## Problem
Repeat each record below exactly, dropping the pictures.

--- BEGIN Provided material ---

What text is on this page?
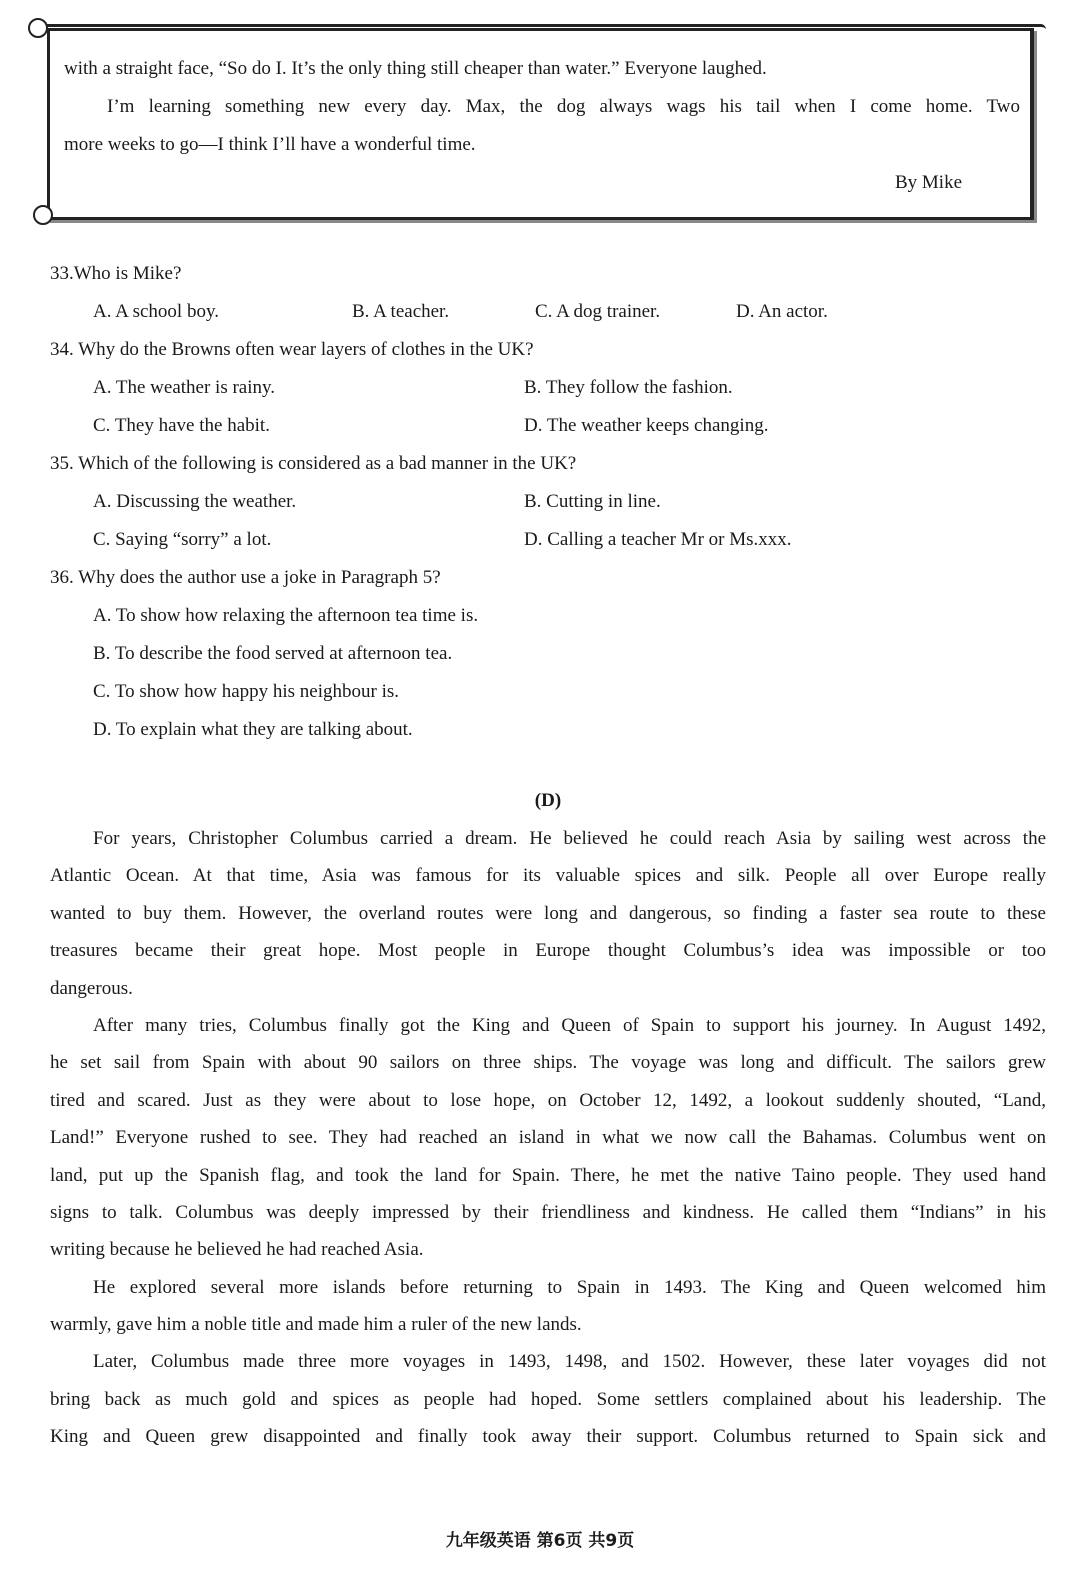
with a straight face, “So do I. It’s the only thing still cheaper than water.” Everyone laughed.
I’m learning something new every day. Max, the dog always wags his tail when I come home. Two
more weeks to go—I think I’ll have a wonderful time.
By Mike
33.Who is Mike?
A. A school boy.	B. A teacher.	C. A dog trainer.	D. An actor.
34. Why do the Browns often wear layers of clothes in the UK?
A. The weather is rainy.	B. They follow the fashion.
C. They have the habit.	D. The weather keeps changing.
35. Which of the following is considered as a bad manner in the UK?
A. Discussing the weather.	B. Cutting in line.
C. Saying “sorry” a lot.	D. Calling a teacher Mr or Ms.xxx.
36. Why does the author use a joke in Paragraph 5?
A. To show how relaxing the afternoon tea time is.
B. To describe the food served at afternoon tea.
C. To show how happy his neighbour is.
D. To explain what they are talking about.
(D)
For years, Christopher Columbus carried a dream. He believed he could reach Asia by sailing west across the
Atlantic Ocean. At that time, Asia was famous for its valuable spices and silk. People all over Europe really
wanted to buy them. However, the overland routes were long and dangerous, so finding a faster sea route to these
treasures became their great hope. Most people in Europe thought Columbus’s idea was impossible or too
dangerous.
After many tries, Columbus finally got the King and Queen of Spain to support his journey. In August 1492,
he set sail from Spain with about 90 sailors on three ships. The voyage was long and difficult. The sailors grew
tired and scared. Just as they were about to lose hope, on October 12, 1492, a lookout suddenly shouted, “Land,
Land!” Everyone rushed to see. They had reached an island in what we now call the Bahamas. Columbus went on
land, put up the Spanish flag, and took the land for Spain. There, he met the native Taino people. They used hand
signs to talk. Columbus was deeply impressed by their friendliness and kindness. He called them “Indians” in his
writing because he believed he had reached Asia.
He explored several more islands before returning to Spain in 1493. The King and Queen welcomed him
warmly, gave him a noble title and made him a ruler of the new lands.
Later, Columbus made three more voyages in 1493, 1498, and 1502. However, these later voyages did not
bring back as much gold and spices as people had hoped. Some settlers complained about his leadership. The
King and Queen grew disappointed and finally took away their support. Columbus returned to Spain sick and
九年级英语 第6页 共9页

--- END Provided material ---

## Finished answer
What text is on this page?
with a straight face, “So do I. It’s the only thing still cheaper than water.” Everyone laughed.
I’m learning something new every day. Max, the dog always wags his tail when I come home. Two
more weeks to go—I think I’ll have a wonderful time.
By Mike
33.Who is Mike?
A. A school boy.	B. A teacher.	C. A dog trainer.	D. An actor.
34. Why do the Browns often wear layers of clothes in the UK?
A. The weather is rainy.	B. They follow the fashion.
C. They have the habit.	D. The weather keeps changing.
35. Which of the following is considered as a bad manner in the UK?
A. Discussing the weather.	B. Cutting in line.
C. Saying “sorry” a lot.	D. Calling a teacher Mr or Ms.xxx.
36. Why does the author use a joke in Paragraph 5?
A. To show how relaxing the afternoon tea time is.
B. To describe the food served at afternoon tea.
C. To show how happy his neighbour is.
D. To explain what they are talking about.
(D)
For years, Christopher Columbus carried a dream. He believed he could reach Asia by sailing west across the
Atlantic Ocean. At that time, Asia was famous for its valuable spices and silk. People all over Europe really
wanted to buy them. However, the overland routes were long and dangerous, so finding a faster sea route to these
treasures became their great hope. Most people in Europe thought Columbus’s idea was impossible or too
dangerous.
After many tries, Columbus finally got the King and Queen of Spain to support his journey. In August 1492,
he set sail from Spain with about 90 sailors on three ships. The voyage was long and difficult. The sailors grew
tired and scared. Just as they were about to lose hope, on October 12, 1492, a lookout suddenly shouted, “Land,
Land!” Everyone rushed to see. They had reached an island in what we now call the Bahamas. Columbus went on
land, put up the Spanish flag, and took the land for Spain. There, he met the native Taino people. They used hand
signs to talk. Columbus was deeply impressed by their friendliness and kindness. He called them “Indians” in his
writing because he believed he had reached Asia.
He explored several more islands before returning to Spain in 1493. The King and Queen welcomed him
warmly, gave him a noble title and made him a ruler of the new lands.
Later, Columbus made three more voyages in 1493, 1498, and 1502. However, these later voyages did not
bring back as much gold and spices as people had hoped. Some settlers complained about his leadership. The
King and Queen grew disappointed and finally took away their support. Columbus returned to Spain sick and
九年级英语 第6页 共9页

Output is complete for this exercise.